Prompt:
Copy every line of the records below that holds the word "hilltop".

begin Excerpted records

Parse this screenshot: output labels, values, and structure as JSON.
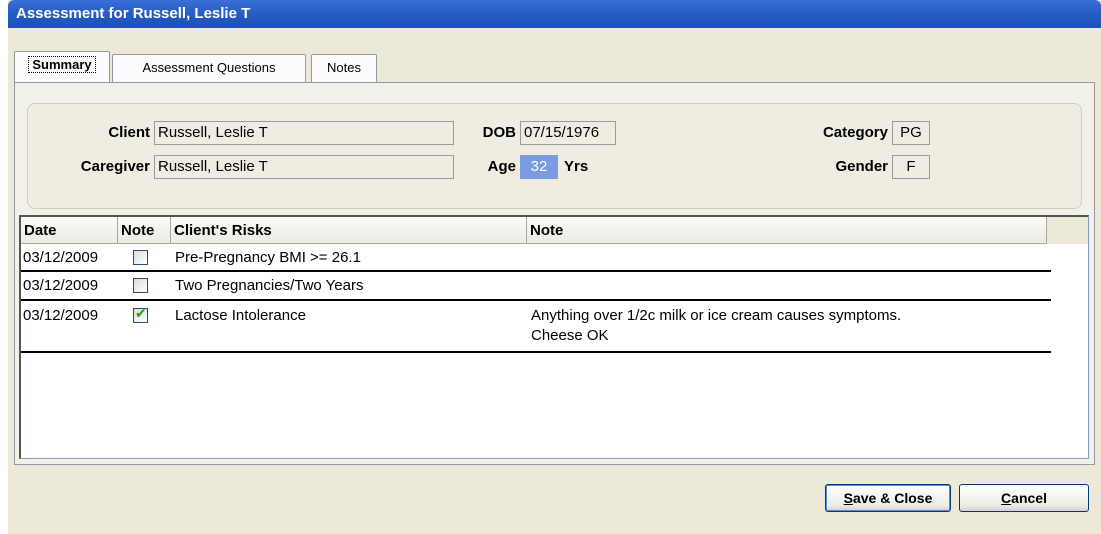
{
  "window": {
    "title": "Assessment for Russell, Leslie T"
  },
  "tabs": [
    {
      "label": "Summary"
    },
    {
      "label": "Assessment Questions"
    },
    {
      "label": "Notes"
    }
  ],
  "client_info": {
    "client_label": "Client",
    "client_value": "Russell, Leslie T",
    "caregiver_label": "Caregiver",
    "caregiver_value": "Russell, Leslie T",
    "dob_label": "DOB",
    "dob_value": "07/15/1976",
    "age_label": "Age",
    "age_value": "32",
    "age_unit": "Yrs",
    "category_label": "Category",
    "category_value": "PG",
    "gender_label": "Gender",
    "gender_value": "F"
  },
  "risk_grid": {
    "headers": [
      "Date",
      "Note",
      "Client's Risks",
      "Note"
    ],
    "rows": [
      {
        "date": "03/12/2009",
        "note_checked": false,
        "risk": "Pre-Pregnancy BMI >= 26.1",
        "note_line1": "",
        "note_line2": ""
      },
      {
        "date": "03/12/2009",
        "note_checked": false,
        "risk": "Two Pregnancies/Two Years",
        "note_line1": "",
        "note_line2": ""
      },
      {
        "date": "03/12/2009",
        "note_checked": true,
        "risk": "Lactose Intolerance",
        "note_line1": "Anything over 1/2c milk or ice cream causes symptoms.",
        "note_line2": "Cheese OK"
      }
    ]
  },
  "buttons": {
    "save_underline": "S",
    "save_rest": "ave & Close",
    "cancel_underline": "C",
    "cancel_rest": "ancel"
  },
  "colors": {
    "titlebar": "#2a5fc8",
    "age_highlight": "#7B9BE0",
    "check_mark": "#21A121"
  }
}
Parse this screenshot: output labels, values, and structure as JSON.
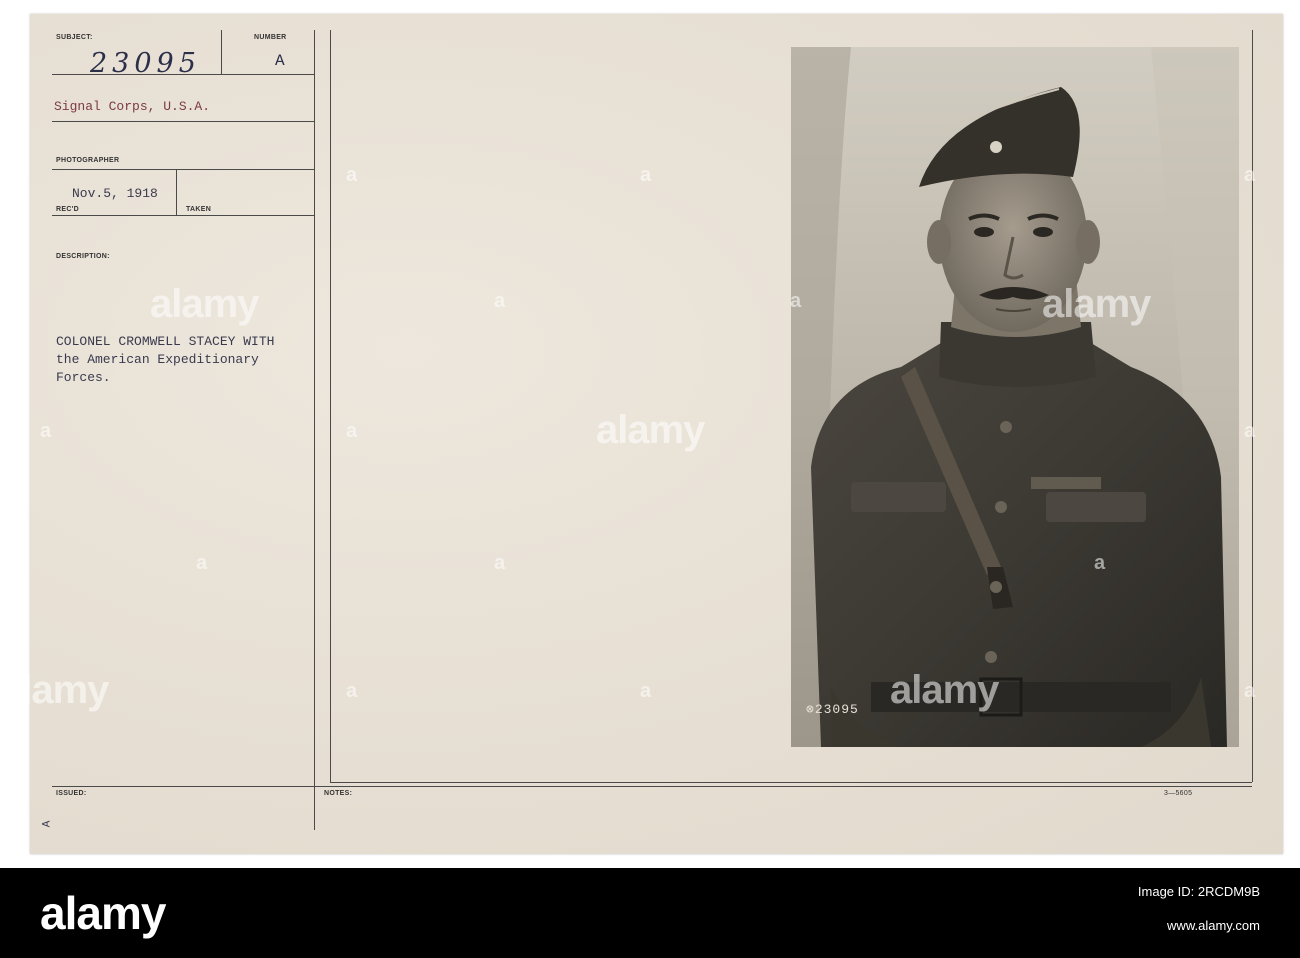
{
  "card": {
    "subject_label": "SUBJECT:",
    "number_label": "NUMBER",
    "number_handwritten": "23095",
    "number_mark": "A",
    "agency": "Signal Corps, U.S.A.",
    "photographer_label": "PHOTOGRAPHER",
    "received_date": "Nov.5, 1918",
    "recd_label": "REC'D",
    "taken_label": "TAKEN",
    "description_label": "DESCRIPTION:",
    "description_lines": [
      "COLONEL CROMWELL STACEY WITH",
      "the American Expeditionary",
      "Forces."
    ],
    "issued_label": "ISSUED:",
    "notes_label": "NOTES:",
    "form_code": "3—5605",
    "photo_number": "⊗23095",
    "corner_mark": "A"
  },
  "watermark": {
    "text": "alamy",
    "letter": "a"
  },
  "footer": {
    "logo": "alamy",
    "image_id": "Image ID: 2RCDM9B",
    "url": "www.alamy.com"
  }
}
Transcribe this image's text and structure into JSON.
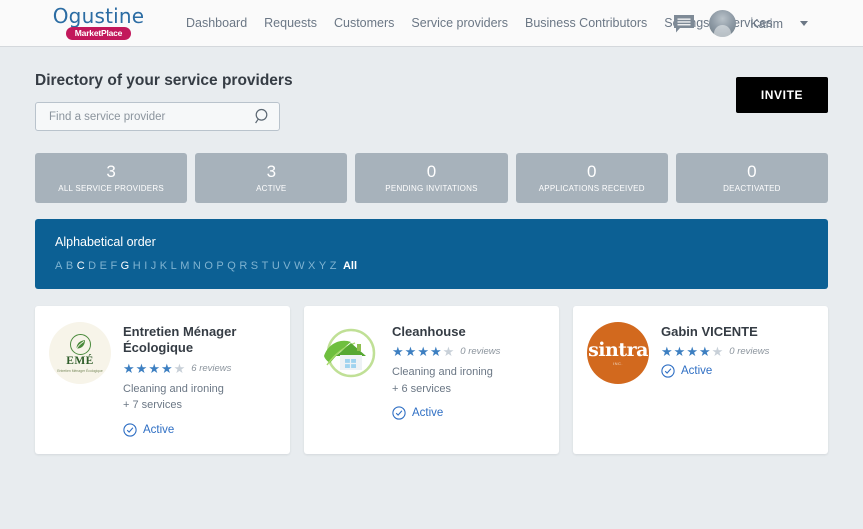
{
  "header": {
    "logo": {
      "name": "Ogustine",
      "badge": "MarketPlace"
    },
    "nav": [
      {
        "label": "Dashboard",
        "name": "nav-dashboard"
      },
      {
        "label": "Requests",
        "name": "nav-requests"
      },
      {
        "label": "Customers",
        "name": "nav-customers"
      },
      {
        "label": "Service providers",
        "name": "nav-service-providers"
      },
      {
        "label": "Business Contributors",
        "name": "nav-business-contributors"
      },
      {
        "label": "Settings & Services",
        "name": "nav-settings-services"
      }
    ],
    "messages_icon": "message-icon",
    "user": {
      "name": "Karim",
      "avatar": "user-avatar",
      "caret": "chevron-down-icon"
    }
  },
  "page": {
    "title": "Directory of your service providers",
    "search": {
      "placeholder": "Find a service provider",
      "value": "",
      "icon": "search-icon"
    },
    "invite_button": "INVITE"
  },
  "stats": [
    {
      "value": "3",
      "label": "ALL SERVICE PROVIDERS"
    },
    {
      "value": "3",
      "label": "ACTIVE"
    },
    {
      "value": "0",
      "label": "PENDING INVITATIONS"
    },
    {
      "value": "0",
      "label": "APPLICATIONS RECEIVED"
    },
    {
      "value": "0",
      "label": "DEACTIVATED"
    }
  ],
  "alphabet": {
    "title": "Alphabetical order",
    "letters": [
      "A",
      "B",
      "C",
      "D",
      "E",
      "F",
      "G",
      "H",
      "I",
      "J",
      "K",
      "L",
      "M",
      "N",
      "O",
      "P",
      "Q",
      "R",
      "S",
      "T",
      "U",
      "V",
      "W",
      "X",
      "Y",
      "Z"
    ],
    "enabled": [
      "C",
      "G"
    ],
    "all_label": "All",
    "selected": "All"
  },
  "cards": [
    {
      "name": "Entretien Ménager Écologique",
      "logo": "eme-logo",
      "logo_title": "EMÉ",
      "logo_subtitle": "Entretien Ménager Écologique",
      "rating": 4,
      "reviews": "6 reviews",
      "service_line1": "Cleaning and ironing",
      "service_line2": "+ 7 services",
      "status": "Active"
    },
    {
      "name": "Cleanhouse",
      "logo": "cleanhouse-logo",
      "rating": 4,
      "reviews": "0 reviews",
      "service_line1": "Cleaning and ironing",
      "service_line2": "+ 6 services",
      "status": "Active"
    },
    {
      "name": "Gabin VICENTE",
      "logo": "sintra-logo",
      "logo_title": "sintra",
      "logo_subtitle": "INC.",
      "rating": 4,
      "reviews": "0 reviews",
      "service_line1": "",
      "service_line2": "",
      "status": "Active"
    }
  ],
  "colors": {
    "brand_blue": "#2b6ca3",
    "brand_pink": "#c2185b",
    "panel_blue": "#0c6094",
    "stat_gray": "#a7b2bb",
    "star_blue": "#3d7fc1",
    "status_blue": "#2f6fc4",
    "page_bg": "#e8ecef"
  }
}
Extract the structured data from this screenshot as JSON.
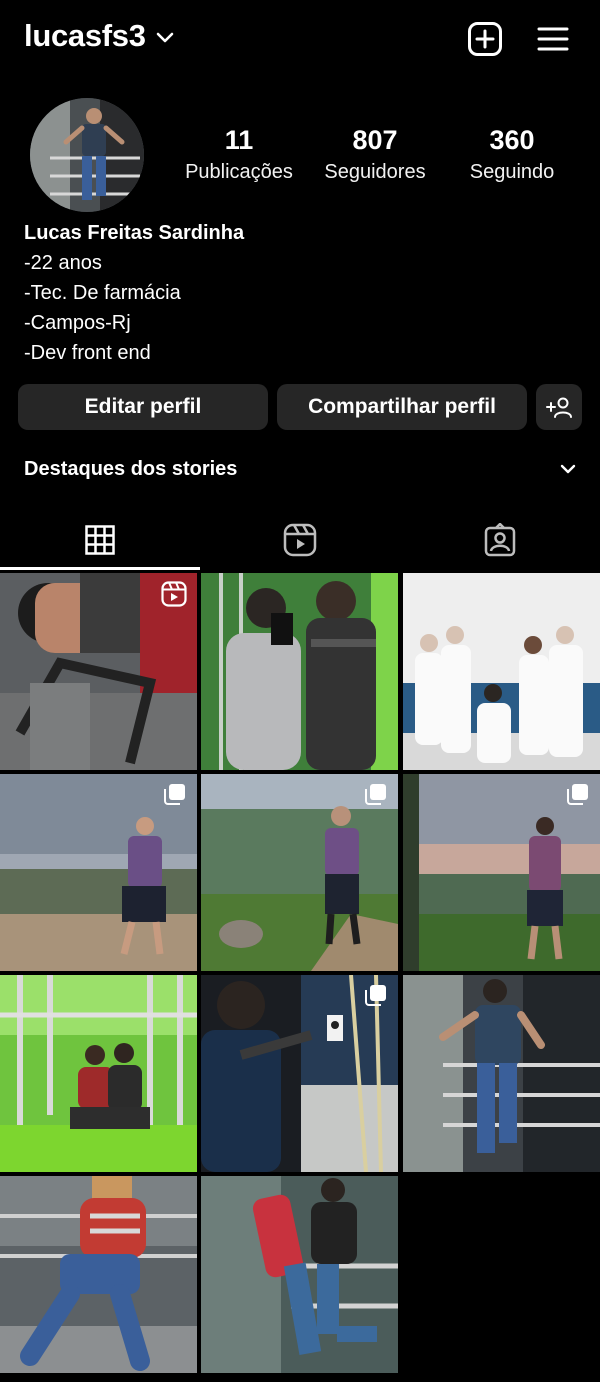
{
  "header": {
    "username": "lucasfs3",
    "icons": [
      "chevron-down-icon",
      "plus-square-icon",
      "hamburger-menu-icon"
    ]
  },
  "profile": {
    "stats": [
      {
        "value": "11",
        "label": "Publicações"
      },
      {
        "value": "807",
        "label": "Seguidores"
      },
      {
        "value": "360",
        "label": "Seguindo"
      }
    ],
    "name": "Lucas Freitas Sardinha",
    "bio_lines": [
      "-22 anos",
      "-Tec. De farmácia",
      "-Campos-Rj",
      "-Dev front end"
    ]
  },
  "actions": {
    "edit_label": "Editar perfil",
    "share_label": "Compartilhar perfil",
    "add_person_icon": "add-person-icon"
  },
  "highlights": {
    "title": "Destaques dos stories"
  },
  "tabs": [
    {
      "name": "grid-icon",
      "active": true
    },
    {
      "name": "reels-icon",
      "active": false
    },
    {
      "name": "tagged-icon",
      "active": false
    }
  ],
  "posts": [
    {
      "scene": "gym-curl",
      "badge": "reel-icon"
    },
    {
      "scene": "gym-mirror-selfie",
      "badge": ""
    },
    {
      "scene": "group-white-coats",
      "badge": ""
    },
    {
      "scene": "hilltop-pose",
      "badge": "carousel-icon"
    },
    {
      "scene": "hilltop-valley",
      "badge": "carousel-icon"
    },
    {
      "scene": "hilltop-sunset",
      "badge": "carousel-icon"
    },
    {
      "scene": "green-gym-group",
      "badge": ""
    },
    {
      "scene": "shooting-range",
      "badge": "carousel-icon"
    },
    {
      "scene": "balcony-pose",
      "badge": ""
    },
    {
      "scene": "red-hoodie-sitting",
      "badge": ""
    },
    {
      "scene": "red-backpack",
      "badge": ""
    }
  ],
  "colors": {
    "background": "#000000",
    "button": "#262626",
    "text": "#ffffff"
  }
}
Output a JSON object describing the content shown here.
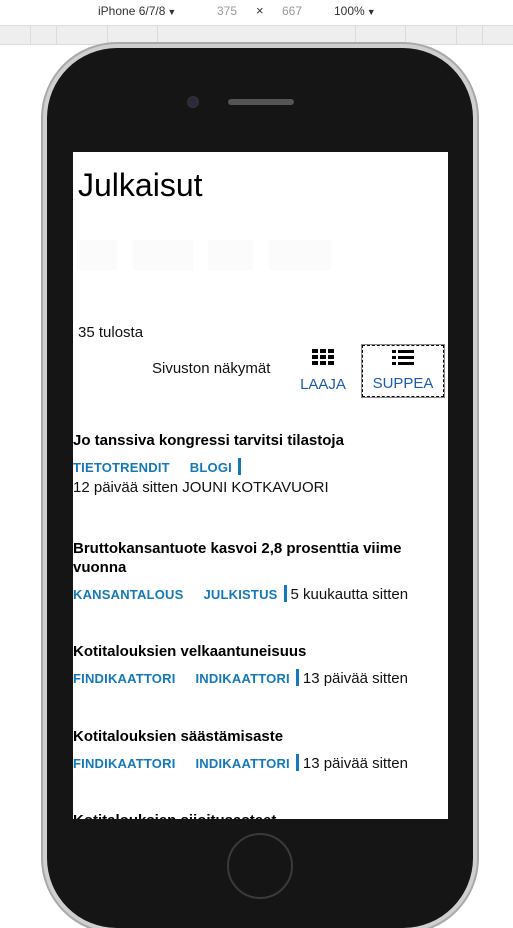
{
  "devtools": {
    "device": "iPhone 6/7/8",
    "width": "375",
    "times": "×",
    "height": "667",
    "zoom": "100%"
  },
  "page": {
    "title": "Julkaisut",
    "result_count": "35 tulosta",
    "views_label": "Sivuston näkymät",
    "view_wide": "LAAJA",
    "view_compact": "SUPPEA"
  },
  "articles": [
    {
      "title": "Jo tanssiva kongressi tarvitsi tilastoja",
      "tags": [
        "TIETOTRENDIT",
        "BLOGI"
      ],
      "date": "12 päivää sitten",
      "author": "JOUNI KOTKAVUORI"
    },
    {
      "title": "Bruttokansantuote kasvoi 2,8 prosenttia viime vuonna",
      "tags": [
        "KANSANTALOUS",
        "JULKISTUS"
      ],
      "date": "5 kuukautta sitten"
    },
    {
      "title": "Kotitalouksien velkaantuneisuus",
      "tags": [
        "FINDIKAATTORI",
        "INDIKAATTORI"
      ],
      "date": "13 päivää sitten"
    },
    {
      "title": "Kotitalouksien säästämisaste",
      "tags": [
        "FINDIKAATTORI",
        "INDIKAATTORI"
      ],
      "date": "13 päivää sitten"
    },
    {
      "title": "Kotitalouksien sijoitusasteet"
    }
  ]
}
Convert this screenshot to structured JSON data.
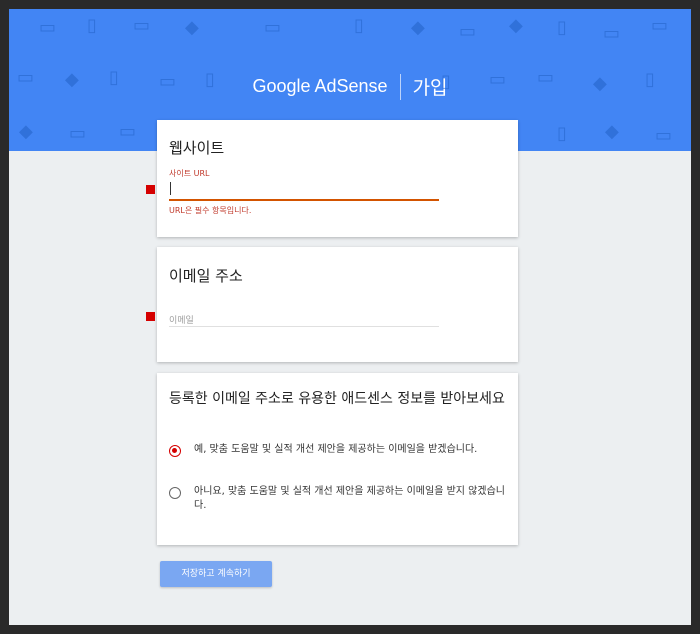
{
  "header": {
    "brand": "Google AdSense",
    "page_title": "가입"
  },
  "website_card": {
    "title": "웹사이트",
    "field_label": "사이트 URL",
    "field_value": "",
    "error": "URL은 필수 항목입니다."
  },
  "email_card": {
    "title": "이메일 주소",
    "placeholder": "이메일"
  },
  "newsletter_card": {
    "title": "등록한 이메일 주소로 유용한 애드센스 정보를 받아보세요",
    "options": [
      {
        "label": "예, 맞춤 도움말 및 실적 개선 제안을 제공하는 이메일을 받겠습니다.",
        "selected": true
      },
      {
        "label": "아니요, 맞춤 도움말 및 실적 개선 제안을 제공하는 이메일을 받지 않겠습니다.",
        "selected": false
      }
    ]
  },
  "actions": {
    "save_label": "저장하고 계속하기"
  },
  "colors": {
    "banner": "#4285f4",
    "accent": "#d50000",
    "button": "#7aa7f2",
    "error": "#c0392b"
  },
  "icons": {
    "pattern": "money-icon",
    "radio": "radio-icon"
  }
}
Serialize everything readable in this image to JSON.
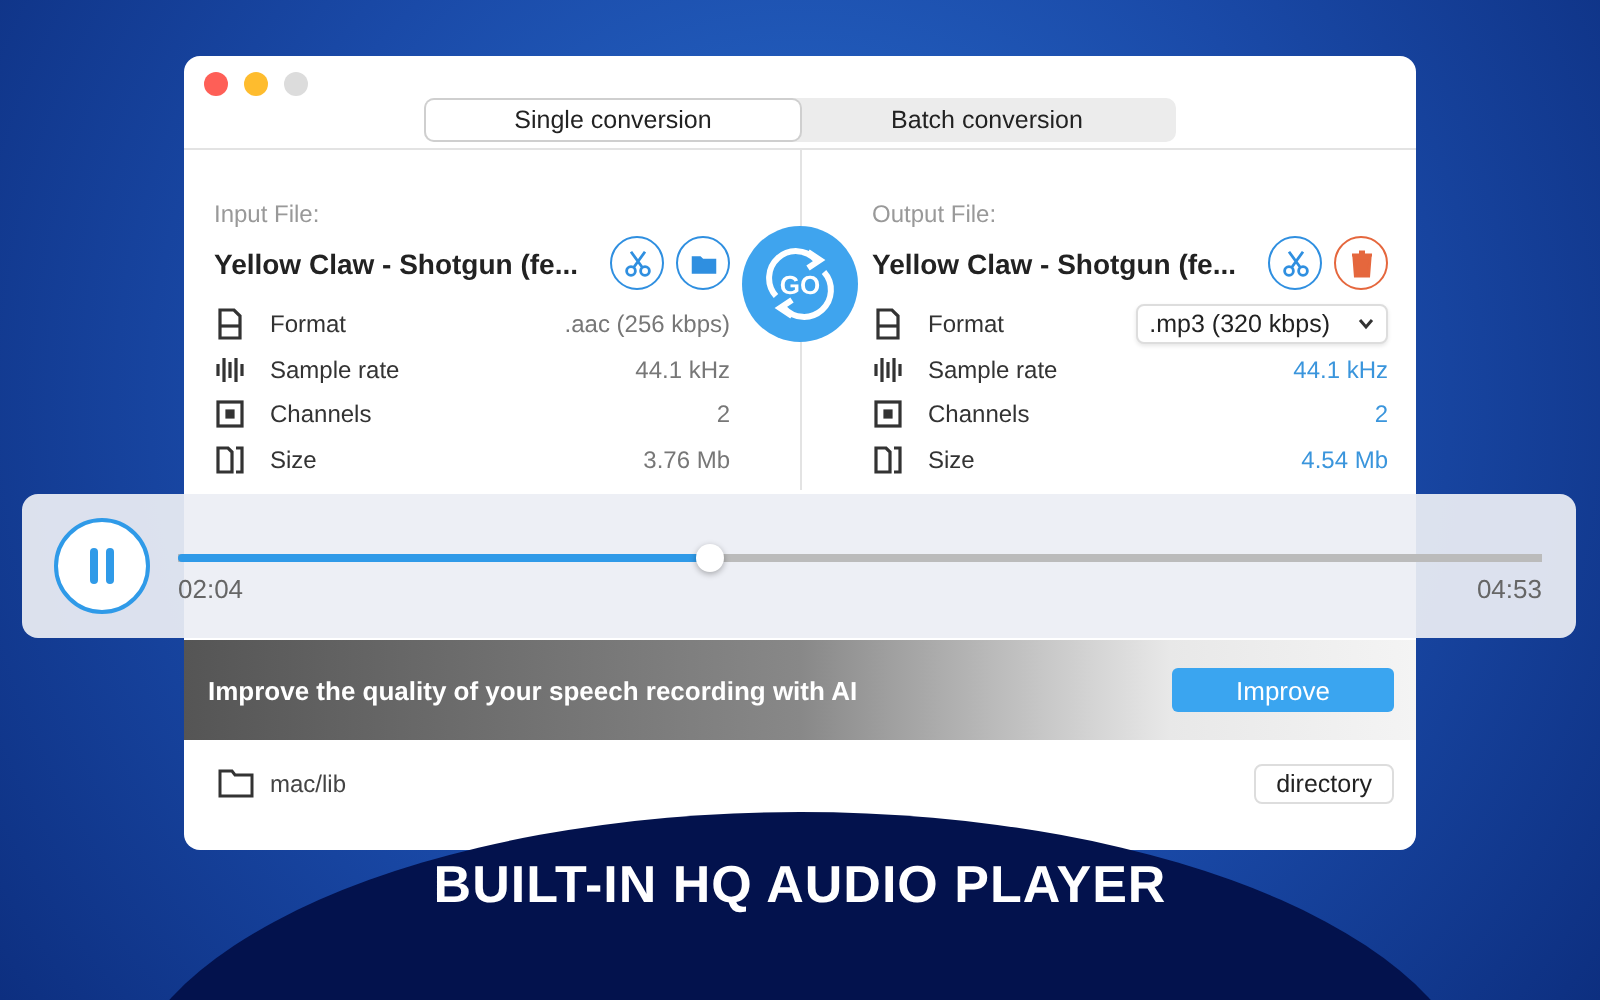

end Excerpted records

The solution:
      "scene": "hilltop-pose",
      "scene": "hilltop-valley",
      "scene": "hilltop-sunset",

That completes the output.